>> START

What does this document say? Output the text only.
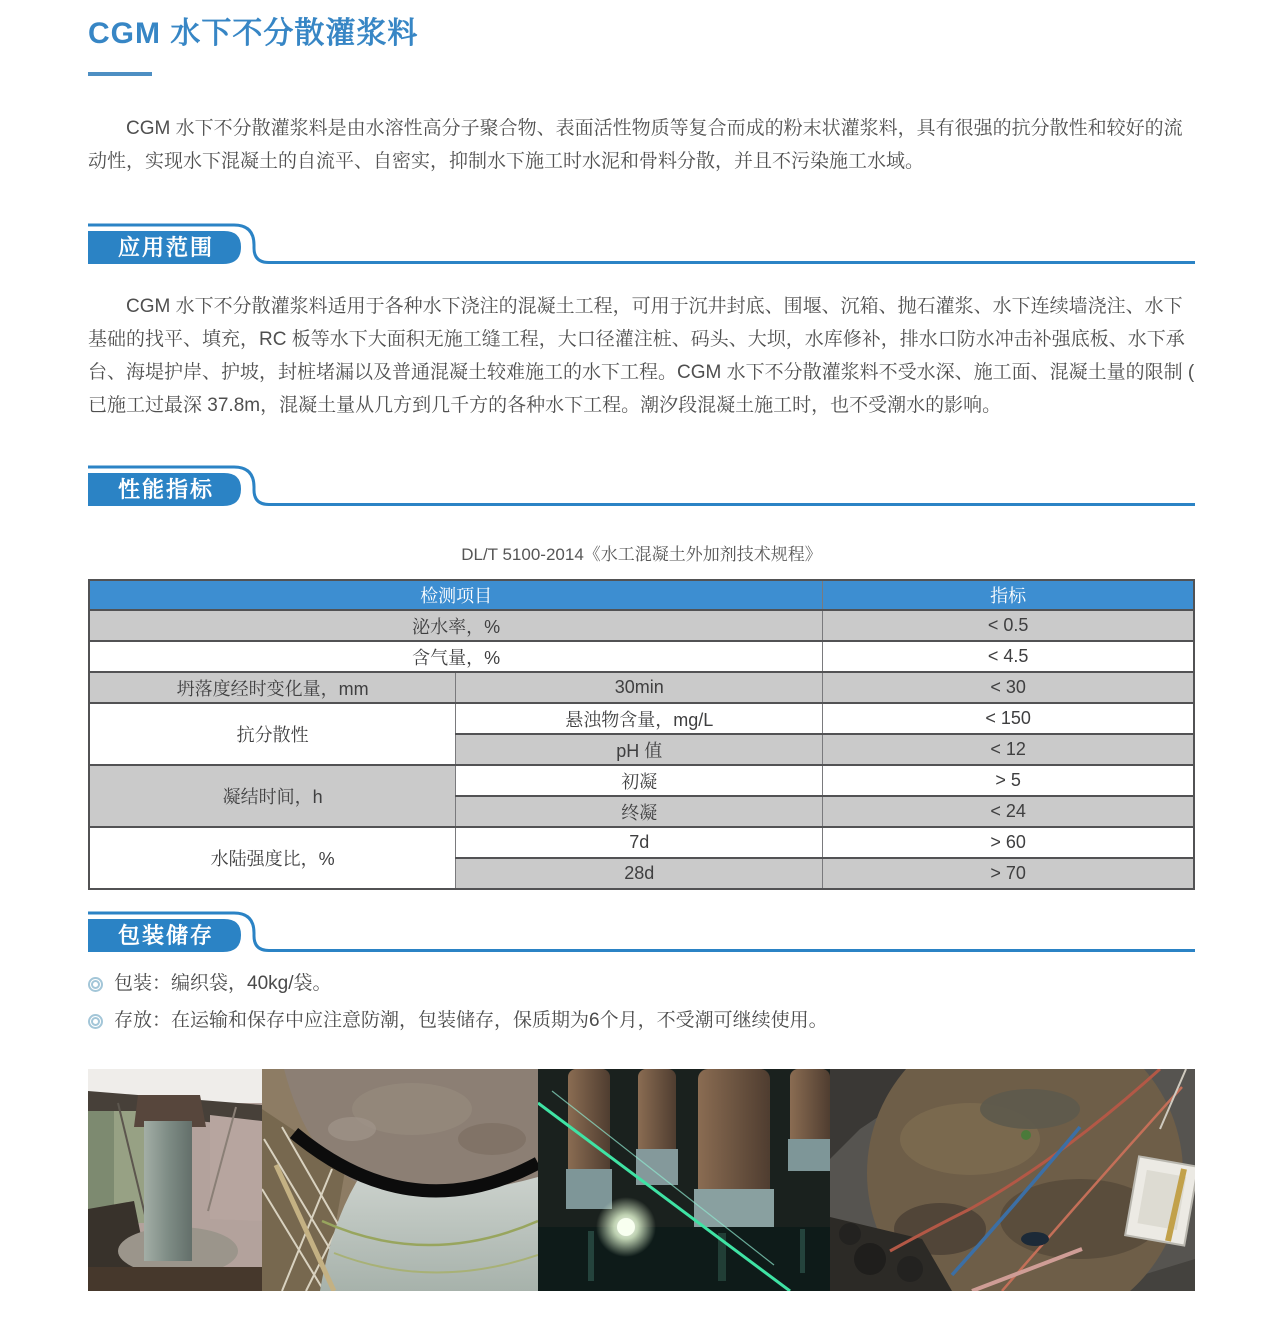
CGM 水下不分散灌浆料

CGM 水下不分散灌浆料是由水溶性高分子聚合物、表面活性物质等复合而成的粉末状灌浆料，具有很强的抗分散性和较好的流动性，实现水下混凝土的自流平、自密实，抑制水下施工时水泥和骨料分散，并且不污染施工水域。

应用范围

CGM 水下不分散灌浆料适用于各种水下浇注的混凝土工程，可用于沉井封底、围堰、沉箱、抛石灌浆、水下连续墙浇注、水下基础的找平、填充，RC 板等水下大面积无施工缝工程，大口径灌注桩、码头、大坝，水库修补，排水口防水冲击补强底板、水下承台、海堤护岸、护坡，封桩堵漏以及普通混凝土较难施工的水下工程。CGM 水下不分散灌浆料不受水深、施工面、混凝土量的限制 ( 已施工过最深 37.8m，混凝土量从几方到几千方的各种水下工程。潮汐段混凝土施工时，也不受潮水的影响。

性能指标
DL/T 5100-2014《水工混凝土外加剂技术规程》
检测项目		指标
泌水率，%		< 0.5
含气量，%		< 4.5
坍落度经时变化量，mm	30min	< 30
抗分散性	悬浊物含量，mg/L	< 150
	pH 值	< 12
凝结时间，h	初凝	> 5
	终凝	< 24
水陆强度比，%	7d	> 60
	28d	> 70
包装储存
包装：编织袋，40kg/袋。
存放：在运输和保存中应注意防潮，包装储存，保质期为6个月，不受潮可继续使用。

>> END

**Task:** Give every record back exactly as it reads, with no images.

**Answer to this problem:**
What does this document say? Output the text only.
CGM 水下不分散灌浆料

CGM 水下不分散灌浆料是由水溶性高分子聚合物、表面活性物质等复合而成的粉末状灌浆料，具有很强的抗分散性和较好的流动性，实现水下混凝土的自流平、自密实，抑制水下施工时水泥和骨料分散，并且不污染施工水域。

应用范围

CGM 水下不分散灌浆料适用于各种水下浇注的混凝土工程，可用于沉井封底、围堰、沉箱、抛石灌浆、水下连续墙浇注、水下基础的找平、填充，RC 板等水下大面积无施工缝工程，大口径灌注桩、码头、大坝，水库修补，排水口防水冲击补强底板、水下承台、海堤护岸、护坡，封桩堵漏以及普通混凝土较难施工的水下工程。CGM 水下不分散灌浆料不受水深、施工面、混凝土量的限制 ( 已施工过最深 37.8m，混凝土量从几方到几千方的各种水下工程。潮汐段混凝土施工时，也不受潮水的影响。

性能指标
DL/T 5100-2014《水工混凝土外加剂技术规程》
检测项目		指标
泌水率，%		< 0.5
含气量，%		< 4.5
坍落度经时变化量，mm	30min	< 30
抗分散性	悬浊物含量，mg/L	< 150
	pH 值	< 12
凝结时间，h	初凝	> 5
	终凝	< 24
水陆强度比，%	7d	> 60
	28d	> 70
包装储存
包装：编织袋，40kg/袋。
存放：在运输和保存中应注意防潮，包装储存，保质期为6个月，不受潮可继续使用。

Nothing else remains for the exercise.